▼
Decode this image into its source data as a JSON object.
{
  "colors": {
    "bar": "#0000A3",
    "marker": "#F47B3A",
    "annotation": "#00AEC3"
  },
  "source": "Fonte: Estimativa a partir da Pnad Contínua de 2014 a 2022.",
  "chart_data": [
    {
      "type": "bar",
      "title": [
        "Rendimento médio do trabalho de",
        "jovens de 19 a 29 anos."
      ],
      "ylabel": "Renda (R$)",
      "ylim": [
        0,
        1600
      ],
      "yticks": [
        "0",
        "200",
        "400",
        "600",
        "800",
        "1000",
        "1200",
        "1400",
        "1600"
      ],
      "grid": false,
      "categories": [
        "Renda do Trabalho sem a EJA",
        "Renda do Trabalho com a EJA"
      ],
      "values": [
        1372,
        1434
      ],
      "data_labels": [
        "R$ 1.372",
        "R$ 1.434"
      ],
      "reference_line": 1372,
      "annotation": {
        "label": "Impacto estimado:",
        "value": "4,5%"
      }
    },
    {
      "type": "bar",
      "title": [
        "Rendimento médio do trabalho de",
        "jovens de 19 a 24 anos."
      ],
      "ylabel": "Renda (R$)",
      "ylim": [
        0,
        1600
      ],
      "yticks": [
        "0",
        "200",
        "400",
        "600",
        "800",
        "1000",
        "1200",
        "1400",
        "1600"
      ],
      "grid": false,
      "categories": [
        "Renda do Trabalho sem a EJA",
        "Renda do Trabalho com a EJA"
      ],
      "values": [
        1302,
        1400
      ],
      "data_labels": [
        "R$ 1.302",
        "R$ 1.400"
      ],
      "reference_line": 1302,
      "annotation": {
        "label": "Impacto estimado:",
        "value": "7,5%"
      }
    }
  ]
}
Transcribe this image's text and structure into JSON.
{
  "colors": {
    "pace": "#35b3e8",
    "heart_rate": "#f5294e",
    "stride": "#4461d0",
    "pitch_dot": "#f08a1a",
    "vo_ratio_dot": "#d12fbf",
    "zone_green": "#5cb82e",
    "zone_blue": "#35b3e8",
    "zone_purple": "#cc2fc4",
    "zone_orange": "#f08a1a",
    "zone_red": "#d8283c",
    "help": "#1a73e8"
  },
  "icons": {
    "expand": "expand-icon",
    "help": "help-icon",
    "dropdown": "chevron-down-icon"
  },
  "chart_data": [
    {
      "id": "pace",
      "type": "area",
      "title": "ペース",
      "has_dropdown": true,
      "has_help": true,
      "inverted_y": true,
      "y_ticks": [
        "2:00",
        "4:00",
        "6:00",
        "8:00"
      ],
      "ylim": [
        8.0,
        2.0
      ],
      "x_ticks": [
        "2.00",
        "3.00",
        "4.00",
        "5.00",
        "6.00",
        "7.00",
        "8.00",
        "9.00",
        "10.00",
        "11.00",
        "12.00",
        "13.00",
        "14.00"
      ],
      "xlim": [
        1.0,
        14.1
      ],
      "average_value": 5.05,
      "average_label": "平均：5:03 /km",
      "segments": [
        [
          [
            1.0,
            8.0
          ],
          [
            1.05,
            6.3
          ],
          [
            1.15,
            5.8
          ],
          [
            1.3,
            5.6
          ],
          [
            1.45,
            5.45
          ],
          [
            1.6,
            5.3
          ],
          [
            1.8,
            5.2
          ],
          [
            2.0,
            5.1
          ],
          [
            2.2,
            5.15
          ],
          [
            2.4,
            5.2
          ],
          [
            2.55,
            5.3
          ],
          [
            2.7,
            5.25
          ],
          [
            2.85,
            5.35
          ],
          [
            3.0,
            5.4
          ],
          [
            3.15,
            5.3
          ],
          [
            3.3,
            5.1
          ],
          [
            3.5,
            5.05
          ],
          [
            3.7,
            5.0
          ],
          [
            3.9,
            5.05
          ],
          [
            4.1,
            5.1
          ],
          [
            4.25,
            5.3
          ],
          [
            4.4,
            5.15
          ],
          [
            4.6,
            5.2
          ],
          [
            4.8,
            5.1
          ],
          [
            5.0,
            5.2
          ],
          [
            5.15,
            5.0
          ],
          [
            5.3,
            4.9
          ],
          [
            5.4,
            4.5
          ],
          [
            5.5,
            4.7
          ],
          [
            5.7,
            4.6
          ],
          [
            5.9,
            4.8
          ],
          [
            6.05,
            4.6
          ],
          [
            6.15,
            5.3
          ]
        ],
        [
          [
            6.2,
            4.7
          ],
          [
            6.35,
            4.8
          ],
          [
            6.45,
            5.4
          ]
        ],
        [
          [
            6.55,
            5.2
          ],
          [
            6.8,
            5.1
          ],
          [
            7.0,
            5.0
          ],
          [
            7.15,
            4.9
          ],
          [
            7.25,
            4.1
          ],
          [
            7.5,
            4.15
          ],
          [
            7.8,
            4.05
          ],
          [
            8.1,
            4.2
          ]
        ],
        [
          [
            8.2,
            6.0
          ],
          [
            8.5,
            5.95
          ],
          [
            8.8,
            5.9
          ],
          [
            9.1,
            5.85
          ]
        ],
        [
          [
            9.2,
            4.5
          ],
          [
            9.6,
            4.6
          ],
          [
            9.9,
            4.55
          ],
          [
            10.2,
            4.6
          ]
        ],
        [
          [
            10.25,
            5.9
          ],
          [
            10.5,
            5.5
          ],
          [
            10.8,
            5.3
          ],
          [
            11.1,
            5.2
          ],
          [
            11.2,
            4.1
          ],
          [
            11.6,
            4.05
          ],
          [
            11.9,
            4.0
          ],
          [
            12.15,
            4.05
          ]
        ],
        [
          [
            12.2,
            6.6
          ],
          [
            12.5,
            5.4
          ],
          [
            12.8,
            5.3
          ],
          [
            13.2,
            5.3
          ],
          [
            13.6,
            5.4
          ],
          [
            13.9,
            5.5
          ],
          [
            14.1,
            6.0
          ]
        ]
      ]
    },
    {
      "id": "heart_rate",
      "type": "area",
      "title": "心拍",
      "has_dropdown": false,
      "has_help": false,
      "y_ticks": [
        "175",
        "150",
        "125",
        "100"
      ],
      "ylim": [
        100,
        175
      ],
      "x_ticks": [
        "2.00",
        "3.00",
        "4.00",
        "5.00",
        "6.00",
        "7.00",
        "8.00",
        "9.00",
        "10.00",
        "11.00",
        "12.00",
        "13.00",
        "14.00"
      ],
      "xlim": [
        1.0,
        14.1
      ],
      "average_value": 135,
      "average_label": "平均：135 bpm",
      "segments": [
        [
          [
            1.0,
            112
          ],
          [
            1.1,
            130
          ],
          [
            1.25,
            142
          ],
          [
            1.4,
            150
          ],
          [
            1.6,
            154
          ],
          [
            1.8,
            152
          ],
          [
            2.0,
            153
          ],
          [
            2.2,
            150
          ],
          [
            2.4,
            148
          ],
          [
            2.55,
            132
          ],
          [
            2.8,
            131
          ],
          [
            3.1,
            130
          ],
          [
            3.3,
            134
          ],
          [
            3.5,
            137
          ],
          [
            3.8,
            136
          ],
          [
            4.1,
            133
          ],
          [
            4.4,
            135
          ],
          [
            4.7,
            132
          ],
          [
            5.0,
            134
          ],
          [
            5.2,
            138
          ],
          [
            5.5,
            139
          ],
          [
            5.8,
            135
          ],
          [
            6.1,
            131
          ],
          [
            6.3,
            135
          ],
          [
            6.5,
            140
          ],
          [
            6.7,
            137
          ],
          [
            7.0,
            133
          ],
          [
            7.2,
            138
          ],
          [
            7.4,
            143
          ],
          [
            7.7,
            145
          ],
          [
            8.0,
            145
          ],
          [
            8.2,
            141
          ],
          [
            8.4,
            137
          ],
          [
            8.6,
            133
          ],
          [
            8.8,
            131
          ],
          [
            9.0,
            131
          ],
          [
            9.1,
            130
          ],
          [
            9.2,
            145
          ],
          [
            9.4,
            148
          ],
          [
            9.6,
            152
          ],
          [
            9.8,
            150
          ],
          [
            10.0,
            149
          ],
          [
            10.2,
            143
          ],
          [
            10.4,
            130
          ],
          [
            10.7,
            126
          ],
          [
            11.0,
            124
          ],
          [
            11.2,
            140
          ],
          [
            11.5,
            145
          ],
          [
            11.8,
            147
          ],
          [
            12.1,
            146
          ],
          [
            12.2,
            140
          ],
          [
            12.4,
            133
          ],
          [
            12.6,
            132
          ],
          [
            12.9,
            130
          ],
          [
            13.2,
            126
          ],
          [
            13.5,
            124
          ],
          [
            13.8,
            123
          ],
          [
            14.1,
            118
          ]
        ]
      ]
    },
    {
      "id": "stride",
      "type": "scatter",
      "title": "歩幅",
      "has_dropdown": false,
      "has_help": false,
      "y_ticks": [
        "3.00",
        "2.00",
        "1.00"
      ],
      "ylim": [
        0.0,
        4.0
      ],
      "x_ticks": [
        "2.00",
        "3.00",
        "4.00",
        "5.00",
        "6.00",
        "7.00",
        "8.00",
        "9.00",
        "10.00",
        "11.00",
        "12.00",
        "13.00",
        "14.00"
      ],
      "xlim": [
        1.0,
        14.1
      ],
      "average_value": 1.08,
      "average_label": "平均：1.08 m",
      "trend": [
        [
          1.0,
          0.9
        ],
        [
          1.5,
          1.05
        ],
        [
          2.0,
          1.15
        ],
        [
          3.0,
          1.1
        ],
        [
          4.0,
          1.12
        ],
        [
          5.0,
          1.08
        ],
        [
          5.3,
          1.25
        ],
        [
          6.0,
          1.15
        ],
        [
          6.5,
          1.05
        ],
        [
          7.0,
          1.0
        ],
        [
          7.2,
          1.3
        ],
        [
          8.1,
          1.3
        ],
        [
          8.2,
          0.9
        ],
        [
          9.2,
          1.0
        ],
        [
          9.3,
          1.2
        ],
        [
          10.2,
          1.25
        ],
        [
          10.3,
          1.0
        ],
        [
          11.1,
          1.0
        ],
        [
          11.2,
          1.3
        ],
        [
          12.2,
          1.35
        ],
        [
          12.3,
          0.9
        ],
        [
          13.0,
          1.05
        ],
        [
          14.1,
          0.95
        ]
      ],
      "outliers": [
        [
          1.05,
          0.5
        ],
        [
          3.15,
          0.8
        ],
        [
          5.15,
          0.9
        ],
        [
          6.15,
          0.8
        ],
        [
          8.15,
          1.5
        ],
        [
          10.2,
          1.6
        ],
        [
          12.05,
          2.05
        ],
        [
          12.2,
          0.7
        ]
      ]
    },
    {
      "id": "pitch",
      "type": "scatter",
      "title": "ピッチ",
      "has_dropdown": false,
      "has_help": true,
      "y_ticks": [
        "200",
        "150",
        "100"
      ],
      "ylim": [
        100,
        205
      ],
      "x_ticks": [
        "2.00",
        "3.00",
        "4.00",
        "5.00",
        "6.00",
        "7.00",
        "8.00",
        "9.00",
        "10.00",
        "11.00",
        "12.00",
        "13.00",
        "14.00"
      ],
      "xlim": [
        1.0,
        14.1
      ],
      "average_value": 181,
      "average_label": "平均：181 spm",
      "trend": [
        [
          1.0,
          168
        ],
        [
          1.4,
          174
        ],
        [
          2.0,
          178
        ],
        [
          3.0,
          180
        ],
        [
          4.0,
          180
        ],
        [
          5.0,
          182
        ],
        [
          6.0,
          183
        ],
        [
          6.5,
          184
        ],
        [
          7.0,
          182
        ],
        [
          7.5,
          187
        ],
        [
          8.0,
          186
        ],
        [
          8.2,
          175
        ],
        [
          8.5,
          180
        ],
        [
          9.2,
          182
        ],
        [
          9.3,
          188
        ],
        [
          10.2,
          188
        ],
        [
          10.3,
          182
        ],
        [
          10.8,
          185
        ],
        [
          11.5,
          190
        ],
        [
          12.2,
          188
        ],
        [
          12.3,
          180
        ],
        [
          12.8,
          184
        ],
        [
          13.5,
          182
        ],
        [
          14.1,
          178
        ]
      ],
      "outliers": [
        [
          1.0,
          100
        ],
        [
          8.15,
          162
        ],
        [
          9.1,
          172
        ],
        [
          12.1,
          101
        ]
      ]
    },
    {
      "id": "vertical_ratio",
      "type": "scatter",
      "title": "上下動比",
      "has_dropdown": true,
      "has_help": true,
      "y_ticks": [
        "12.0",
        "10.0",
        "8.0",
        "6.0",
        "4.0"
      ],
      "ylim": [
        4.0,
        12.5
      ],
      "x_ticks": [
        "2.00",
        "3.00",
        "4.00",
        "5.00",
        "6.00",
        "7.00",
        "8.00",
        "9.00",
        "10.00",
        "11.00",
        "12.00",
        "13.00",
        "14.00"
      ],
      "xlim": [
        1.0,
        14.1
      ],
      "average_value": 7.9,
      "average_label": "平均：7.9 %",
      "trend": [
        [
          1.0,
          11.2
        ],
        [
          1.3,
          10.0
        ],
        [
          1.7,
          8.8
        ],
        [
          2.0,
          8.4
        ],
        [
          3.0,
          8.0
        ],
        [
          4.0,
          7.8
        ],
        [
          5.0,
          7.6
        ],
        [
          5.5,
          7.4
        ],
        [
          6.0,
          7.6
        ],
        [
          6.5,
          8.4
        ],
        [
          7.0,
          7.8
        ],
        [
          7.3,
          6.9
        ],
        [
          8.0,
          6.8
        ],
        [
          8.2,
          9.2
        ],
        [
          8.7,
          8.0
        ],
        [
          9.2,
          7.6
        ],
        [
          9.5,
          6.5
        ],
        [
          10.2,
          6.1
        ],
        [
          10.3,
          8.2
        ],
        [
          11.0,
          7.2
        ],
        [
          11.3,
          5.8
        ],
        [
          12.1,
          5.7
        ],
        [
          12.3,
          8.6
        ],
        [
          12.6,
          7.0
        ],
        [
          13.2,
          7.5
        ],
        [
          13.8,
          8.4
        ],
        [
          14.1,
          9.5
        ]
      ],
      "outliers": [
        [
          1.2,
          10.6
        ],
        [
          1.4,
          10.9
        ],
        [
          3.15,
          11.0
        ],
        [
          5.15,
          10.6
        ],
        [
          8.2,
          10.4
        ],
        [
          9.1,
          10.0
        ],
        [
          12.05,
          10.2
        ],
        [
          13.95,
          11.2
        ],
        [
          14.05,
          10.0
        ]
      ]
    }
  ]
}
▲
■ Task brief ■
Count every line in the listing above that holds "jovens", then report only the count.

■ Result below ■
2